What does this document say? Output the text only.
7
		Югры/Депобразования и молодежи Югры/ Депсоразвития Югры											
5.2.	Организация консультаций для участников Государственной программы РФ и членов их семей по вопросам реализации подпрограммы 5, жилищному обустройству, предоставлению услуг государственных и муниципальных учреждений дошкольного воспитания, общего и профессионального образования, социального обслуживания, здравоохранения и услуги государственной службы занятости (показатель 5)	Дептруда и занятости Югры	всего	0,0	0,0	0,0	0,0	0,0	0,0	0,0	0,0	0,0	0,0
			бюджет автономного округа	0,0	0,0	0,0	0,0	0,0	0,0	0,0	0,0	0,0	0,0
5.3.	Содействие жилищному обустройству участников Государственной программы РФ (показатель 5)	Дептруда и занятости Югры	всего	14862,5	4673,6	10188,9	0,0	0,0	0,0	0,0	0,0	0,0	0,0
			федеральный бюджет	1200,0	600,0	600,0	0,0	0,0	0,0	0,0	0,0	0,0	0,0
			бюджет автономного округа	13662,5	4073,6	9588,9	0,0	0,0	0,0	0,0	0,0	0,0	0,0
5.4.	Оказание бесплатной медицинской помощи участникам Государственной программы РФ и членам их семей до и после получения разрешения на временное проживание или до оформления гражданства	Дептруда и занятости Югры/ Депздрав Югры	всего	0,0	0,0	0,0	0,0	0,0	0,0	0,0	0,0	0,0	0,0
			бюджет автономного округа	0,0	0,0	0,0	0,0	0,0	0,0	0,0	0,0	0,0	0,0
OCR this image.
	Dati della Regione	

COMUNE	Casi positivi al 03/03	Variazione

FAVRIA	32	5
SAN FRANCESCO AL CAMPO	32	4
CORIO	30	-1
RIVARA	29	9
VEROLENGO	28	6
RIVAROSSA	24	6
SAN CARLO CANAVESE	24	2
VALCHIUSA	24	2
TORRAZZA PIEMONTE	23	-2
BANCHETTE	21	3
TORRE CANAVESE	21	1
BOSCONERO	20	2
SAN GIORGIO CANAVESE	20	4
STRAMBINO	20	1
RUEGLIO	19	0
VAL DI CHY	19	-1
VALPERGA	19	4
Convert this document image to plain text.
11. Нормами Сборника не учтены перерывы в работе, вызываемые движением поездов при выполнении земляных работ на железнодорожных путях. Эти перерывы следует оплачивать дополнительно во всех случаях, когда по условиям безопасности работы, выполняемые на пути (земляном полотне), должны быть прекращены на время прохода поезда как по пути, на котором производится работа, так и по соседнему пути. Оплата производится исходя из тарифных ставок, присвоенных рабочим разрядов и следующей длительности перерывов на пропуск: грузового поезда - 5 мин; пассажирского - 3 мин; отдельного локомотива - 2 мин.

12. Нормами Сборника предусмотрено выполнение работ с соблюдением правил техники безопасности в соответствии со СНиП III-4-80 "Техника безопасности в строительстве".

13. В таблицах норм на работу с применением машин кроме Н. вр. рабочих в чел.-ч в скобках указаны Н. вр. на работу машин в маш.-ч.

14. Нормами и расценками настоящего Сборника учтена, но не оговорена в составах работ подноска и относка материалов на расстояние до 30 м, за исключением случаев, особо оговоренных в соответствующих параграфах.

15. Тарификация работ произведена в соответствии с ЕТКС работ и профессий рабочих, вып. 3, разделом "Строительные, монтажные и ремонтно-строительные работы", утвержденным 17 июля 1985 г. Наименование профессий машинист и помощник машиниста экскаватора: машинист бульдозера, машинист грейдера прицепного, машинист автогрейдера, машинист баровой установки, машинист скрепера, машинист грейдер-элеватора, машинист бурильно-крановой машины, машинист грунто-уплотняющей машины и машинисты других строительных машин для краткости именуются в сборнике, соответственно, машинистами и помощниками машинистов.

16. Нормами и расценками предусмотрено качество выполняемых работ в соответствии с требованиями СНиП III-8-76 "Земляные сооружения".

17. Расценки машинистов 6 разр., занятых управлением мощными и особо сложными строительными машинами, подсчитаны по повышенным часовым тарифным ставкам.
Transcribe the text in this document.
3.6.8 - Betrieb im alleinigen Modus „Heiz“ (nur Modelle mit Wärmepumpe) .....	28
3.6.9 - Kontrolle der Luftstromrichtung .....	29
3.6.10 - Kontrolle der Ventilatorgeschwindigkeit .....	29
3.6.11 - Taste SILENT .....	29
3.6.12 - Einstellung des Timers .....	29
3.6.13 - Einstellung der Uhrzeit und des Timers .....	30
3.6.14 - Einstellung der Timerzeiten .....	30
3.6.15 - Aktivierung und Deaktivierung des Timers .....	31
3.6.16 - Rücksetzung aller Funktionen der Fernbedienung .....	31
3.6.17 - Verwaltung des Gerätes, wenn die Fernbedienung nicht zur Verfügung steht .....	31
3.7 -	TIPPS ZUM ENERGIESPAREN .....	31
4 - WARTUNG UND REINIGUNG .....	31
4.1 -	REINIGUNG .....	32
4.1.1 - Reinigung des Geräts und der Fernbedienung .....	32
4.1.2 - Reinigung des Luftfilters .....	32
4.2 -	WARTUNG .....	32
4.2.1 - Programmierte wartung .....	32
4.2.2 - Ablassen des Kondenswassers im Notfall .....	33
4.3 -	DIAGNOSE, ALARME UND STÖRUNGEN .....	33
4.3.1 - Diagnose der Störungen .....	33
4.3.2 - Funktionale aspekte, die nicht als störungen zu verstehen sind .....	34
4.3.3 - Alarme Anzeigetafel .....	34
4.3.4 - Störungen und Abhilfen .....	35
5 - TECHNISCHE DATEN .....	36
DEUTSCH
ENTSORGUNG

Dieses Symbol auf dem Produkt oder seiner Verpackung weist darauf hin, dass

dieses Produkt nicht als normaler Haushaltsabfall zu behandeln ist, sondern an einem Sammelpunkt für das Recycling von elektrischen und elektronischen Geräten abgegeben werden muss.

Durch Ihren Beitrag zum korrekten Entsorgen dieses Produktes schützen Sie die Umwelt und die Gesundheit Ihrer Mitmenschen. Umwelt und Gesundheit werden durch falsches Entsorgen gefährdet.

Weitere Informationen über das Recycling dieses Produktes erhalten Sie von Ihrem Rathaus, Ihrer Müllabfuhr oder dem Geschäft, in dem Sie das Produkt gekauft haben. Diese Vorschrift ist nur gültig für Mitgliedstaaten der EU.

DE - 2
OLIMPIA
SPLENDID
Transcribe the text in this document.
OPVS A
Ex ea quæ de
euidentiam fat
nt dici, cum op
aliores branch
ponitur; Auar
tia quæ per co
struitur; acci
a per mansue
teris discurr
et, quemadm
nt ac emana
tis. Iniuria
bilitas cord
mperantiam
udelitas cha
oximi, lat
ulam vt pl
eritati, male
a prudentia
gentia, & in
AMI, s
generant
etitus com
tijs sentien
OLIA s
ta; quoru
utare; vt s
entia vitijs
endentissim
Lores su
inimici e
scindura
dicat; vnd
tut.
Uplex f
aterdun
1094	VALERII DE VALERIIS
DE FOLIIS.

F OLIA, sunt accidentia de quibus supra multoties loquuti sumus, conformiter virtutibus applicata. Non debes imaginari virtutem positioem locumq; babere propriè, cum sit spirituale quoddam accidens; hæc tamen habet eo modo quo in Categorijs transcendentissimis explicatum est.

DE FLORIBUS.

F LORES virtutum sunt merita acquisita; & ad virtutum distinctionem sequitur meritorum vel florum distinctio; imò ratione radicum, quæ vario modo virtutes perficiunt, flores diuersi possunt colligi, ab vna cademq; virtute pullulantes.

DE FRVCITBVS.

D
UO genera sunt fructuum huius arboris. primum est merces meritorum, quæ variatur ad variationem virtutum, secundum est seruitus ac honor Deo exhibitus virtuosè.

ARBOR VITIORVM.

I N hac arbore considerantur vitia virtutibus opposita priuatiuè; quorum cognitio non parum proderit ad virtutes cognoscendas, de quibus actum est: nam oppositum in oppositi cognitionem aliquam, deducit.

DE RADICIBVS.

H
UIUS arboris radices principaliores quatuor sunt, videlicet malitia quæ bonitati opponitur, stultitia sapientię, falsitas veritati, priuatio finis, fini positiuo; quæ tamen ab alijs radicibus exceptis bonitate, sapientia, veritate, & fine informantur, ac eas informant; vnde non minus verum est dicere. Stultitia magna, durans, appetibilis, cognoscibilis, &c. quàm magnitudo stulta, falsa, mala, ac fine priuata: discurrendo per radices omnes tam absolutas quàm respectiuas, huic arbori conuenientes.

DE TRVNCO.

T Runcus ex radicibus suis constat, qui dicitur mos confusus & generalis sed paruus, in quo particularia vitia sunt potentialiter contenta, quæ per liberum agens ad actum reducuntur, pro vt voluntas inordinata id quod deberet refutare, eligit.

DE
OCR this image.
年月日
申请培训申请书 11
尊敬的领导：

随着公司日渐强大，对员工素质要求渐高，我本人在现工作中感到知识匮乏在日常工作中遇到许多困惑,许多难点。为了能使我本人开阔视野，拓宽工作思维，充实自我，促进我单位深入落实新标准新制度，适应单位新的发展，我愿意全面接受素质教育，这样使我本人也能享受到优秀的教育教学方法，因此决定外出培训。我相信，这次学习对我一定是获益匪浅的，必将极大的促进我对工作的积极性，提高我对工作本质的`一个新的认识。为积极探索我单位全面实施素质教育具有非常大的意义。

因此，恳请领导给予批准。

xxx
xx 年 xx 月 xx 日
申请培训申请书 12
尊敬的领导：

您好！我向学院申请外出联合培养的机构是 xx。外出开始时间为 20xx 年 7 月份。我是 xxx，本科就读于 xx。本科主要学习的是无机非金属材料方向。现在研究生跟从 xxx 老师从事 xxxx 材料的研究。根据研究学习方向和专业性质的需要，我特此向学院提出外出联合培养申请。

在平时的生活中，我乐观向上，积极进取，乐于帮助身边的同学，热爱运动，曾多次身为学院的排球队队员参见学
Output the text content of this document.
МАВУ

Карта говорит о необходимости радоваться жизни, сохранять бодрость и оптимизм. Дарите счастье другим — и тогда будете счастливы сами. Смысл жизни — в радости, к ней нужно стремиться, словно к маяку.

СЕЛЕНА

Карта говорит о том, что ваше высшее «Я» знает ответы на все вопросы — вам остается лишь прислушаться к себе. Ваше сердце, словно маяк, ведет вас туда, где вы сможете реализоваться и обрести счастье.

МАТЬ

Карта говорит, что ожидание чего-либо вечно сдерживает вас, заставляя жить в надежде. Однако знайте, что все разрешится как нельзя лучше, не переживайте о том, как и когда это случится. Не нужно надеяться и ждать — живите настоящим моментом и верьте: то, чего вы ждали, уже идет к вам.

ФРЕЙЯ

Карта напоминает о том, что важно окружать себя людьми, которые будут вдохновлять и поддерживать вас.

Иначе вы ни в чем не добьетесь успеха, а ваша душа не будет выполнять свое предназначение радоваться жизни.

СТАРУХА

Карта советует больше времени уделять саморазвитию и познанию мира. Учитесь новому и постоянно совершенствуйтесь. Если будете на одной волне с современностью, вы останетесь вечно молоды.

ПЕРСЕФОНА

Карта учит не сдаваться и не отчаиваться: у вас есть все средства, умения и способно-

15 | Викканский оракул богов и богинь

......

Tally how many lines of the material contain the word "arboris". The answer must be the number and nothing else.

**Finished exercise**
2